## GOAL
Note how many lines include the word "notice", and give that number by itself.

## MATERIAL SHOWN
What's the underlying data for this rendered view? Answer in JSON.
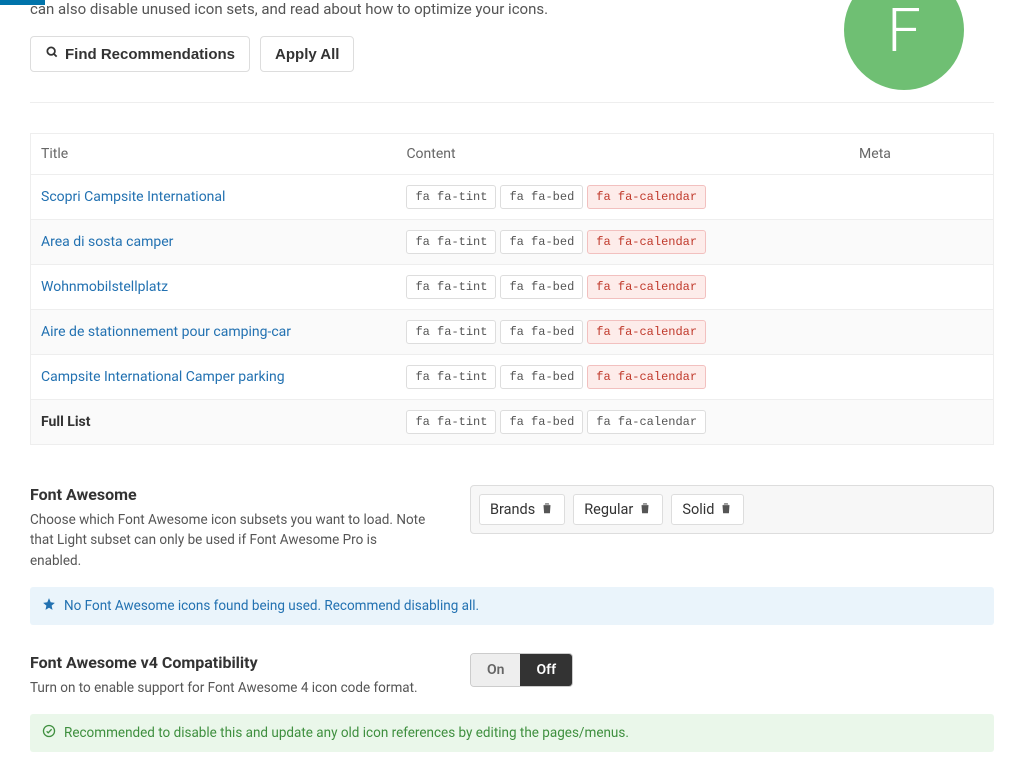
{
  "intro_tail": "can also disable unused icon sets, and read about how to optimize your icons.",
  "buttons": {
    "find": "Find Recommendations",
    "apply_all": "Apply All"
  },
  "big_badge": "F",
  "table": {
    "headers": {
      "title": "Title",
      "content": "Content",
      "meta": "Meta"
    },
    "rows": [
      {
        "title": "Scopri Campsite International",
        "link": true,
        "tags": [
          {
            "text": "fa fa-tint",
            "bad": false
          },
          {
            "text": "fa fa-bed",
            "bad": false
          },
          {
            "text": "fa fa-calendar",
            "bad": true
          }
        ]
      },
      {
        "title": "Area di sosta camper",
        "link": true,
        "tags": [
          {
            "text": "fa fa-tint",
            "bad": false
          },
          {
            "text": "fa fa-bed",
            "bad": false
          },
          {
            "text": "fa fa-calendar",
            "bad": true
          }
        ]
      },
      {
        "title": "Wohnmobilstellplatz",
        "link": true,
        "tags": [
          {
            "text": "fa fa-tint",
            "bad": false
          },
          {
            "text": "fa fa-bed",
            "bad": false
          },
          {
            "text": "fa fa-calendar",
            "bad": true
          }
        ]
      },
      {
        "title": "Aire de stationnement pour camping-car",
        "link": true,
        "tags": [
          {
            "text": "fa fa-tint",
            "bad": false
          },
          {
            "text": "fa fa-bed",
            "bad": false
          },
          {
            "text": "fa fa-calendar",
            "bad": true
          }
        ]
      },
      {
        "title": "Campsite International Camper parking",
        "link": true,
        "tags": [
          {
            "text": "fa fa-tint",
            "bad": false
          },
          {
            "text": "fa fa-bed",
            "bad": false
          },
          {
            "text": "fa fa-calendar",
            "bad": true
          }
        ]
      },
      {
        "title": "Full List",
        "link": false,
        "tags": [
          {
            "text": "fa fa-tint",
            "bad": false
          },
          {
            "text": "fa fa-bed",
            "bad": false
          },
          {
            "text": "fa fa-calendar",
            "bad": false
          }
        ]
      }
    ]
  },
  "fa_section": {
    "title": "Font Awesome",
    "desc": "Choose which Font Awesome icon subsets you want to load. Note that Light subset can only be used if Font Awesome Pro is enabled.",
    "chips": [
      "Brands",
      "Regular",
      "Solid"
    ],
    "notice": "No Font Awesome icons found being used. Recommend disabling all."
  },
  "fa4_section": {
    "title": "Font Awesome v4 Compatibility",
    "desc": "Turn on to enable support for Font Awesome 4 icon code format.",
    "toggle": {
      "on": "On",
      "off": "Off"
    },
    "notice": "Recommended to disable this and update any old icon references by editing the pages/menus."
  }
}
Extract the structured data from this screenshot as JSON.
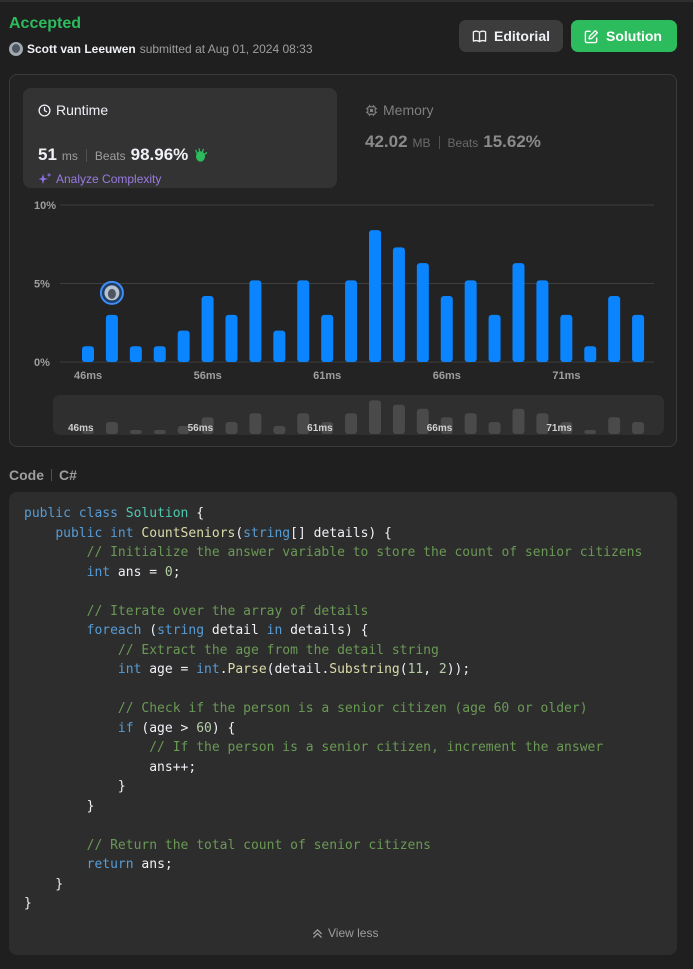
{
  "header": {
    "status": "Accepted",
    "user": "Scott van Leeuwen",
    "submitted_text": "submitted at Aug 01, 2024 08:33",
    "editorial_label": "Editorial",
    "solution_label": "Solution"
  },
  "runtime": {
    "title": "Runtime",
    "value": "51",
    "unit": "ms",
    "beats_label": "Beats",
    "beats_value": "98.96%",
    "analyze_label": "Analyze Complexity"
  },
  "memory": {
    "title": "Memory",
    "value": "42.02",
    "unit": "MB",
    "beats_label": "Beats",
    "beats_value": "15.62%"
  },
  "chart_data": {
    "type": "bar",
    "y_tick_labels": [
      "10%",
      "5%",
      "0%"
    ],
    "ylim": [
      0,
      10
    ],
    "x_tick_labels": [
      "46ms",
      "56ms",
      "61ms",
      "66ms",
      "71ms"
    ],
    "values": [
      1,
      3,
      1,
      1,
      2,
      4.2,
      3,
      5.2,
      2,
      5.2,
      3,
      5.2,
      8.4,
      7.3,
      6.3,
      4.2,
      5.2,
      3,
      6.3,
      5.2,
      3,
      1,
      4.2,
      3
    ],
    "user_bar_index": 1,
    "bar_color": "#0a84ff",
    "grid": true
  },
  "code": {
    "label": "Code",
    "language": "C#",
    "view_less": "View less",
    "lines": [
      [
        [
          "kw",
          "public"
        ],
        [
          "t",
          " "
        ],
        [
          "kw",
          "class"
        ],
        [
          "t",
          " "
        ],
        [
          "ty",
          "Solution"
        ],
        [
          "t",
          " {"
        ]
      ],
      [
        [
          "t",
          "    "
        ],
        [
          "kw",
          "public"
        ],
        [
          "t",
          " "
        ],
        [
          "kw",
          "int"
        ],
        [
          "t",
          " "
        ],
        [
          "fn",
          "CountSeniors"
        ],
        [
          "t",
          "("
        ],
        [
          "kw",
          "string"
        ],
        [
          "t",
          "[] details) {"
        ]
      ],
      [
        [
          "t",
          "        "
        ],
        [
          "cm",
          "// Initialize the answer variable to store the count of senior citizens"
        ]
      ],
      [
        [
          "t",
          "        "
        ],
        [
          "kw",
          "int"
        ],
        [
          "t",
          " ans = "
        ],
        [
          "nu",
          "0"
        ],
        [
          "t",
          ";"
        ]
      ],
      [
        [
          "t",
          ""
        ]
      ],
      [
        [
          "t",
          "        "
        ],
        [
          "cm",
          "// Iterate over the array of details"
        ]
      ],
      [
        [
          "t",
          "        "
        ],
        [
          "kw",
          "foreach"
        ],
        [
          "t",
          " ("
        ],
        [
          "kw",
          "string"
        ],
        [
          "t",
          " detail "
        ],
        [
          "kw",
          "in"
        ],
        [
          "t",
          " details) {"
        ]
      ],
      [
        [
          "t",
          "            "
        ],
        [
          "cm",
          "// Extract the age from the detail string"
        ]
      ],
      [
        [
          "t",
          "            "
        ],
        [
          "kw",
          "int"
        ],
        [
          "t",
          " age = "
        ],
        [
          "kw",
          "int"
        ],
        [
          "t",
          "."
        ],
        [
          "fn",
          "Parse"
        ],
        [
          "t",
          "(detail."
        ],
        [
          "fn",
          "Substring"
        ],
        [
          "t",
          "("
        ],
        [
          "nu",
          "11"
        ],
        [
          "t",
          ", "
        ],
        [
          "nu",
          "2"
        ],
        [
          "t",
          "));"
        ]
      ],
      [
        [
          "t",
          ""
        ]
      ],
      [
        [
          "t",
          "            "
        ],
        [
          "cm",
          "// Check if the person is a senior citizen (age 60 or older)"
        ]
      ],
      [
        [
          "t",
          "            "
        ],
        [
          "kw",
          "if"
        ],
        [
          "t",
          " (age > "
        ],
        [
          "nu",
          "60"
        ],
        [
          "t",
          ") {"
        ]
      ],
      [
        [
          "t",
          "                "
        ],
        [
          "cm",
          "// If the person is a senior citizen, increment the answer"
        ]
      ],
      [
        [
          "t",
          "                ans++;"
        ]
      ],
      [
        [
          "t",
          "            }"
        ]
      ],
      [
        [
          "t",
          "        }"
        ]
      ],
      [
        [
          "t",
          ""
        ]
      ],
      [
        [
          "t",
          "        "
        ],
        [
          "cm",
          "// Return the total count of senior citizens"
        ]
      ],
      [
        [
          "t",
          "        "
        ],
        [
          "kw",
          "return"
        ],
        [
          "t",
          " ans;"
        ]
      ],
      [
        [
          "t",
          "    }"
        ]
      ],
      [
        [
          "t",
          "}"
        ]
      ]
    ]
  }
}
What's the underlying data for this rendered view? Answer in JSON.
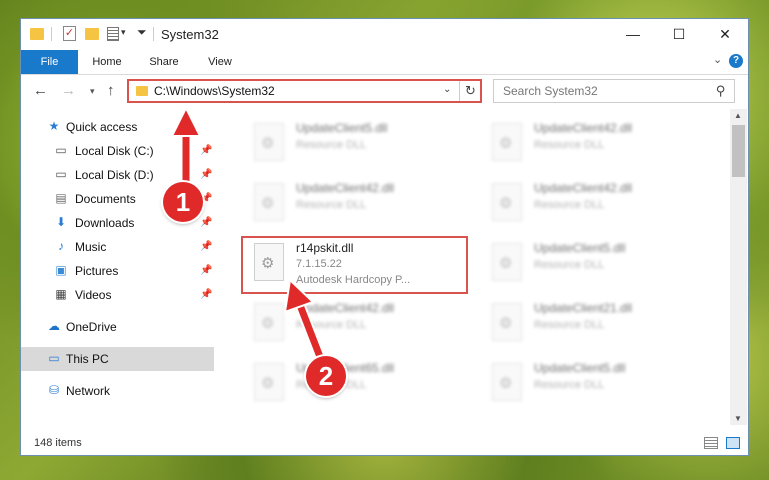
{
  "window": {
    "title": "System32",
    "controls": {
      "minimize": "—",
      "maximize": "☐",
      "close": "✕"
    }
  },
  "quick_access_toolbar": {
    "dropdown_glyph": "▾",
    "customize_glyph": "⏷"
  },
  "ribbon": {
    "tabs": [
      {
        "label": "File"
      },
      {
        "label": "Home"
      },
      {
        "label": "Share"
      },
      {
        "label": "View"
      }
    ],
    "help_glyph": "?",
    "expand_glyph": "⌄"
  },
  "navigation": {
    "back": "←",
    "forward": "→",
    "recent": "▾",
    "up": "↑",
    "address": "C:\\Windows\\System32",
    "address_dropdown": "⌄",
    "refresh": "↻",
    "search_placeholder": "Search System32",
    "search_glyph": "⚲"
  },
  "sidebar": {
    "items": [
      {
        "label": "Quick access",
        "icon": "star-icon",
        "glyph": "★",
        "color": "#2b7cd3"
      },
      {
        "label": "Local Disk (C:)",
        "icon": "drive-icon",
        "glyph": "▭",
        "color": "#555555"
      },
      {
        "label": "Local Disk (D:)",
        "icon": "drive-icon",
        "glyph": "▭",
        "color": "#555555"
      },
      {
        "label": "Documents",
        "icon": "documents-icon",
        "glyph": "▤",
        "color": "#6b6b6b"
      },
      {
        "label": "Downloads",
        "icon": "download-icon",
        "glyph": "⬇",
        "color": "#2b7cd3"
      },
      {
        "label": "Music",
        "icon": "music-icon",
        "glyph": "♪",
        "color": "#2b7cd3"
      },
      {
        "label": "Pictures",
        "icon": "pictures-icon",
        "glyph": "▣",
        "color": "#3a8ad6"
      },
      {
        "label": "Videos",
        "icon": "videos-icon",
        "glyph": "▦",
        "color": "#444444"
      },
      {
        "label": "OneDrive",
        "icon": "cloud-icon",
        "glyph": "☁",
        "color": "#1e73c8"
      },
      {
        "label": "This PC",
        "icon": "computer-icon",
        "glyph": "▭",
        "color": "#2b7cd3"
      },
      {
        "label": "Network",
        "icon": "network-icon",
        "glyph": "⛁",
        "color": "#2b7cd3"
      }
    ],
    "pin_glyph": "📌"
  },
  "files": [
    {
      "name": "UpdateClient5.dll",
      "type": "Resource DLL"
    },
    {
      "name": "UpdateClient42.dll",
      "type": "Resource DLL"
    },
    {
      "name": "UpdateClient42.dll",
      "type": "Resource DLL"
    },
    {
      "name": "UpdateClient42.dll",
      "type": "Resource DLL"
    },
    {
      "name": "r14pskit.dll",
      "version": "7.1.15.22",
      "type": "Autodesk Hardcopy P..."
    },
    {
      "name": "UpdateClient5.dll",
      "type": "Resource DLL"
    },
    {
      "name": "UpdateClient42.dll",
      "type": "Resource DLL"
    },
    {
      "name": "UpdateClient21.dll",
      "type": "Resource DLL"
    },
    {
      "name": "UpdateClient65.dll",
      "type": "Resource DLL"
    },
    {
      "name": "UpdateClient5.dll",
      "type": "Resource DLL"
    }
  ],
  "status": {
    "item_count": "148 items"
  },
  "callouts": {
    "one": "1",
    "two": "2"
  },
  "colors": {
    "accent": "#1979ca",
    "highlight": "#d9534f",
    "callout": "#e02a2a"
  }
}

## ANSWER TO THIS TASK
2